Kuschelkurs ist da ausverkauft.
Ausschlafen ... träum weiter!
Sei froh, wenn du überhaupt ein paar Stunden schläfst.

Da gibt es um 17 Uhr keinen Feierabend.
Wochenende ist auch komplett gestrichen.
Ach und Urlaub kannste knicken.

Weißt du, wie es ist, wenn in deinem Leben plötzlich nichts mehr so ist wie vorher?

Wenn dein Kind stirbt?
Wenn du deine Arbeit verlierst?
Wenn bei einem Unfall jeder im Auto stirbt, nur du nicht.?
Wenn sich dein Partner trennt und vielleicht dein Freundeskreis gleich mit wegbricht?
Wenn dich eine schwere Krankheit plötzlich umwirft oder dein Lieblingsmensch daran stirbt?
Wenn du einen für andere vielleicht auch scheinbar nur leichten Schicksalsschlag erleidest und alles wegbricht?

(Einträge aus einem Datensatz)
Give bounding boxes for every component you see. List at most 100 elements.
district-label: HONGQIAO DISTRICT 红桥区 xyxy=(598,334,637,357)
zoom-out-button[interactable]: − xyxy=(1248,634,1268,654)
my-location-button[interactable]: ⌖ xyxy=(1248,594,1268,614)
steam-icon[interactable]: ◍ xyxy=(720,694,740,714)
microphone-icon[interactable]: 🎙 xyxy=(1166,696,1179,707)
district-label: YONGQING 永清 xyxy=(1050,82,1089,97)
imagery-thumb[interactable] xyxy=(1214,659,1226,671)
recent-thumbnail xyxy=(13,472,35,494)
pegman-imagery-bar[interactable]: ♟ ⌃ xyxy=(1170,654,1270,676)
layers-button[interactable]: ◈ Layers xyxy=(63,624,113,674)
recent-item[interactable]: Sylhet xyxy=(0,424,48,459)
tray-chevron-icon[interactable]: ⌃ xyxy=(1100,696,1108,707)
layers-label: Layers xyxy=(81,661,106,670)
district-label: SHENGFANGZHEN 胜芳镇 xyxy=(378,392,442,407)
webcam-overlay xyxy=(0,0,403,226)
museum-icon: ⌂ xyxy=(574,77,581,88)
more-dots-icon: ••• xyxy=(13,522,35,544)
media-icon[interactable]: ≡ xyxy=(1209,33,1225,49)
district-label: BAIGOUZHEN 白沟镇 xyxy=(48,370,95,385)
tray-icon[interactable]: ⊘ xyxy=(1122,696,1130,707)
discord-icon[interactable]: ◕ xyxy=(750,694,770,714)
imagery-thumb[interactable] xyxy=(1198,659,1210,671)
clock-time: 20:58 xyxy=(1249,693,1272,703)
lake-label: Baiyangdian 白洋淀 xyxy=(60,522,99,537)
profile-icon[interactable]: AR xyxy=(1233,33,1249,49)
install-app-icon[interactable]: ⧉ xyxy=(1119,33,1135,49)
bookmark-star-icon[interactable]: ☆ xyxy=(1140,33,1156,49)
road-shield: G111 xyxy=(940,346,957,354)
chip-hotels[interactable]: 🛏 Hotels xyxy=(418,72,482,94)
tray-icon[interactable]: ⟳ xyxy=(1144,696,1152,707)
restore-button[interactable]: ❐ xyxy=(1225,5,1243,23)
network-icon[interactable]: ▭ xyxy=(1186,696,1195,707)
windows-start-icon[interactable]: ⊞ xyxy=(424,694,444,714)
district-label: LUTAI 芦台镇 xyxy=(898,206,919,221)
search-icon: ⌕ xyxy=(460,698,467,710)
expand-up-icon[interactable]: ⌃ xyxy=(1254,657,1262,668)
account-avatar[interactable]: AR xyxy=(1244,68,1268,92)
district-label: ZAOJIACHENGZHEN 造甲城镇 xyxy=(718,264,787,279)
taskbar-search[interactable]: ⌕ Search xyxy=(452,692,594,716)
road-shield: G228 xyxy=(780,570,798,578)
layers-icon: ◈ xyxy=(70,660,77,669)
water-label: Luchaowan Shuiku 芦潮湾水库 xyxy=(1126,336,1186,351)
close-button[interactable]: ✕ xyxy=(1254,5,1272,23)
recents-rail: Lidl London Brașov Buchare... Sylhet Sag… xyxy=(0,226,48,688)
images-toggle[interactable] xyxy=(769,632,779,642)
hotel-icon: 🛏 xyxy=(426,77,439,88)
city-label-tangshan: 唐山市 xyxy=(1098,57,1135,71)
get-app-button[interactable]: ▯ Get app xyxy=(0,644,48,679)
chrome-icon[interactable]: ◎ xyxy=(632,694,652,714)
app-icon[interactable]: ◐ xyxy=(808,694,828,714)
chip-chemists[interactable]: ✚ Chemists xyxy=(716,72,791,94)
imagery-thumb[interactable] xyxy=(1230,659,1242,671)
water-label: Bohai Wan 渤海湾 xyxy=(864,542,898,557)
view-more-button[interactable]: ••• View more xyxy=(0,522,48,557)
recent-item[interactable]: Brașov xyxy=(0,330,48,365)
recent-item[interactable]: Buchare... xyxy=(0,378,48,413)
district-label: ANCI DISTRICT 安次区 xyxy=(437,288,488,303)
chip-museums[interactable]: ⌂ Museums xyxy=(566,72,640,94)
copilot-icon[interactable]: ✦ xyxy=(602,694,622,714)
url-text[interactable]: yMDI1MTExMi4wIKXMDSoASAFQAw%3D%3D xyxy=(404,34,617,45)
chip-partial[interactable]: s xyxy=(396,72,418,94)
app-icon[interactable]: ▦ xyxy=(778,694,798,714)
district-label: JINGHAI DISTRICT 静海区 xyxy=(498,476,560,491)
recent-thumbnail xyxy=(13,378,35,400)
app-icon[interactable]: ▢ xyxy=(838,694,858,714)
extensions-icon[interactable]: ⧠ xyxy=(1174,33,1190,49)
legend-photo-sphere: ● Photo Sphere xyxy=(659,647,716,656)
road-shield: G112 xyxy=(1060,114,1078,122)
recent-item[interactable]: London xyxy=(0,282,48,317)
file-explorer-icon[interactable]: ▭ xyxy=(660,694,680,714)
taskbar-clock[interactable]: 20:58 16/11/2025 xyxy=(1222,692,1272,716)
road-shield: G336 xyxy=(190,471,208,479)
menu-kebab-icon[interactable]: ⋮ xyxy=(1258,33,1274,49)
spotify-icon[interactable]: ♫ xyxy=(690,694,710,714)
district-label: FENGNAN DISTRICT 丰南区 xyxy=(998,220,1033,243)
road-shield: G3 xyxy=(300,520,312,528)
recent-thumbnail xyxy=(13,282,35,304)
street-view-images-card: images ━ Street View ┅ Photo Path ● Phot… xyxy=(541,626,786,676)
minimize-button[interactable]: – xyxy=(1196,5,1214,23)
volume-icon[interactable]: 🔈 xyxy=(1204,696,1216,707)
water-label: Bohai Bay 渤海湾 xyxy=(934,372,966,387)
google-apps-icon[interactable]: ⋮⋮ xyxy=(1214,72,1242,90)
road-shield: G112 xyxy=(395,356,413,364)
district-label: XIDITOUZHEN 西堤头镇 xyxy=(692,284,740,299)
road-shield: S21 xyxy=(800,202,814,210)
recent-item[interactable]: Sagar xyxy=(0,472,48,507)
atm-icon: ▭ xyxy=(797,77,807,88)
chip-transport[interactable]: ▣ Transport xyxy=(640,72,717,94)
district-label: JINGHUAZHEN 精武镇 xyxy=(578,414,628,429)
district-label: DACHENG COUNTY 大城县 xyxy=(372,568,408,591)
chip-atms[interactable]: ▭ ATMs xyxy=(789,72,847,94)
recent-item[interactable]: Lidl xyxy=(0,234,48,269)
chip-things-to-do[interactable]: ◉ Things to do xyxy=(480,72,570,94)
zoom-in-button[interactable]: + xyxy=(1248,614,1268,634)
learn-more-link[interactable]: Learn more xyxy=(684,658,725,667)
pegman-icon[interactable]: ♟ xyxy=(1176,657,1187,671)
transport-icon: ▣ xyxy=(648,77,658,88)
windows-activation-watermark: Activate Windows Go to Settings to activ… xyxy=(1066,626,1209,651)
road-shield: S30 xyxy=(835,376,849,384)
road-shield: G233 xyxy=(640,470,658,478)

AUFGABE:
Schreib aus dem Textauszug über Schicksalsschläge die Stelle zwischen "Ausschlafen ... träum" und "Urlaub kannste knicken." ab, beide eingeschlossen.

ANTWORT:
Ausschlafen ... träum weiter!
Sei froh, wenn du überhaupt ein paar Stunden schläfst.

Da gibt es um 17 Uhr keinen Feierabend.
Wochenende ist auch komplett gestrichen.
Ach und Urlaub kannste knicken.